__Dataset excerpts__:
* * * * * * *

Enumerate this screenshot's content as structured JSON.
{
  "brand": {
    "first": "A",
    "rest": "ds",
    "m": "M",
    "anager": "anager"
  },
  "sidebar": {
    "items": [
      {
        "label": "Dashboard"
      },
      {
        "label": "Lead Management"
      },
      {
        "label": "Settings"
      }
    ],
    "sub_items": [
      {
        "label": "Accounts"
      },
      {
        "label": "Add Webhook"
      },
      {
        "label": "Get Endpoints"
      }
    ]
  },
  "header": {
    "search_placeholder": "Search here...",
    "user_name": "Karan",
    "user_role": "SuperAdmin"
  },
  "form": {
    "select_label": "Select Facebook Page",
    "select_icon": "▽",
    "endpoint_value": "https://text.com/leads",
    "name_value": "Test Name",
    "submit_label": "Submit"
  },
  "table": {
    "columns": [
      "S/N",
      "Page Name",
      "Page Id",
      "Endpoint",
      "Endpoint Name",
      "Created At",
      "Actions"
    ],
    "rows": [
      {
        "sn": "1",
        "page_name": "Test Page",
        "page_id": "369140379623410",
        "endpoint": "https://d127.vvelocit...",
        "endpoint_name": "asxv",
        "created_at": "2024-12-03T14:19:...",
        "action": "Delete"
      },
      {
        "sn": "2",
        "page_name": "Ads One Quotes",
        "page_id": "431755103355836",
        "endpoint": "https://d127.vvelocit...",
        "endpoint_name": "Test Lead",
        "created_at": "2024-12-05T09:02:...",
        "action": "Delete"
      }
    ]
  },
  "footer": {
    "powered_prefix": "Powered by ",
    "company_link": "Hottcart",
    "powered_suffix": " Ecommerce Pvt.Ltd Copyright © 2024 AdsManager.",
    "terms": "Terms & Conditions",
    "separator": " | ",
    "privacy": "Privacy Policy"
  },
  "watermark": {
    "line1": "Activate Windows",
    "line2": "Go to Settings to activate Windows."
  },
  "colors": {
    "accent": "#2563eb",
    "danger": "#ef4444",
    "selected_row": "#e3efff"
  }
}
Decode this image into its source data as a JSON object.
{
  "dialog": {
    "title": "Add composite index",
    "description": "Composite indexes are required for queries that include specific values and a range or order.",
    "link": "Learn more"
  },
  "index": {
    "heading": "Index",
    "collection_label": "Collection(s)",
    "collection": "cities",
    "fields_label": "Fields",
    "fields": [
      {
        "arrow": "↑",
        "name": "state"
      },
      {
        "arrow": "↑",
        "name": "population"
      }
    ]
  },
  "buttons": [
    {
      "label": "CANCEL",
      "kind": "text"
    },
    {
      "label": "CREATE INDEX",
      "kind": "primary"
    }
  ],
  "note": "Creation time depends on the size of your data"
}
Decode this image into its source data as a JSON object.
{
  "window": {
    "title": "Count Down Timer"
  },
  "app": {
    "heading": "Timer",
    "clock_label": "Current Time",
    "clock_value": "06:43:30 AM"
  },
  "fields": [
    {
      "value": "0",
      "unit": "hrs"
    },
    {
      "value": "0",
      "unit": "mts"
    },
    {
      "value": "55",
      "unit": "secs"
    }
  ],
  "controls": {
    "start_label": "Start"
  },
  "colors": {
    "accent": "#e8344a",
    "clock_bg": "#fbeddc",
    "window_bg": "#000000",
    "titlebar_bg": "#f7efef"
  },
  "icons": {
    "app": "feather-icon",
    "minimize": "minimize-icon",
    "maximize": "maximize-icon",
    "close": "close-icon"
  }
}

* * * * * * *

__Aim of the exercise__:
Select every line of the records holding the string "Test".

__The completed task__:
    "name_value": "Test Name",
        "page_name": "Test Page",
        "endpoint_name": "Test Lead",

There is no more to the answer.